> [TASK PROMPT]: Identify the lines that include the word "date", then copy all of them.

◇ ◇ ◇ ◇ ◇ ◇ ◇

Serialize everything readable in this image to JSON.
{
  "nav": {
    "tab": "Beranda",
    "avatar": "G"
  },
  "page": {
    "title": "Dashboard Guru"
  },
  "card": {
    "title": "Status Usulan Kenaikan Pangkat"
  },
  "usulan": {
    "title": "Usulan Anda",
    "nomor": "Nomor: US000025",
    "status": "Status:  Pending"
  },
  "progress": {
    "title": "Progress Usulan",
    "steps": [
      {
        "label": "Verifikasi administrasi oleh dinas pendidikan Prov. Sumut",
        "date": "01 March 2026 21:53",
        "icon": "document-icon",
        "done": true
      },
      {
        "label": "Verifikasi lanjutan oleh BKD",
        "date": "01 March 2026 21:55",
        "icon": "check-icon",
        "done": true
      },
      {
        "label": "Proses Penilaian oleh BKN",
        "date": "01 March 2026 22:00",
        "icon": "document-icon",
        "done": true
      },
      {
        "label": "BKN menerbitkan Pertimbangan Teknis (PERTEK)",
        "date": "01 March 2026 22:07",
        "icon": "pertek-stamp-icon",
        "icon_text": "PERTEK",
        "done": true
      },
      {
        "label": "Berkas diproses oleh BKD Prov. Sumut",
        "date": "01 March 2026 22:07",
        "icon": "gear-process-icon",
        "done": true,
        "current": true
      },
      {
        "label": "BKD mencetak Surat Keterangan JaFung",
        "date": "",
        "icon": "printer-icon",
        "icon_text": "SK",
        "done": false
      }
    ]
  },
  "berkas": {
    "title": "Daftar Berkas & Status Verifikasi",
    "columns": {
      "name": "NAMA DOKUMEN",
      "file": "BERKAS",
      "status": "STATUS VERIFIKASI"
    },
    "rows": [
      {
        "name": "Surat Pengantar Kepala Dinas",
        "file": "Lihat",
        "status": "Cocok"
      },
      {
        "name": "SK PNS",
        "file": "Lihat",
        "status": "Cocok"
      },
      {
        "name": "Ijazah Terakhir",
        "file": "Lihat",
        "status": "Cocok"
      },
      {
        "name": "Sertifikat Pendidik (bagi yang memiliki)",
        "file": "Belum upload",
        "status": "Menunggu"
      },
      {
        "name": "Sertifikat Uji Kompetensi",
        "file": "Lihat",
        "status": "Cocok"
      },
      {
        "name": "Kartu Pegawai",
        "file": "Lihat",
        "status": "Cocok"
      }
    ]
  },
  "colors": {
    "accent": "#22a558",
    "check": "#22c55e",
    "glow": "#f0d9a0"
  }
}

◇ ◇ ◇ ◇ ◇ ◇ ◇

> [COMPLETE RESPONSE]:
        "date": "01 March 2026 21:53",
        "date": "01 March 2026 21:55",
        "date": "01 March 2026 22:00",
        "date": "01 March 2026 22:07",
        "date": "01 March 2026 22:07",
        "date": "",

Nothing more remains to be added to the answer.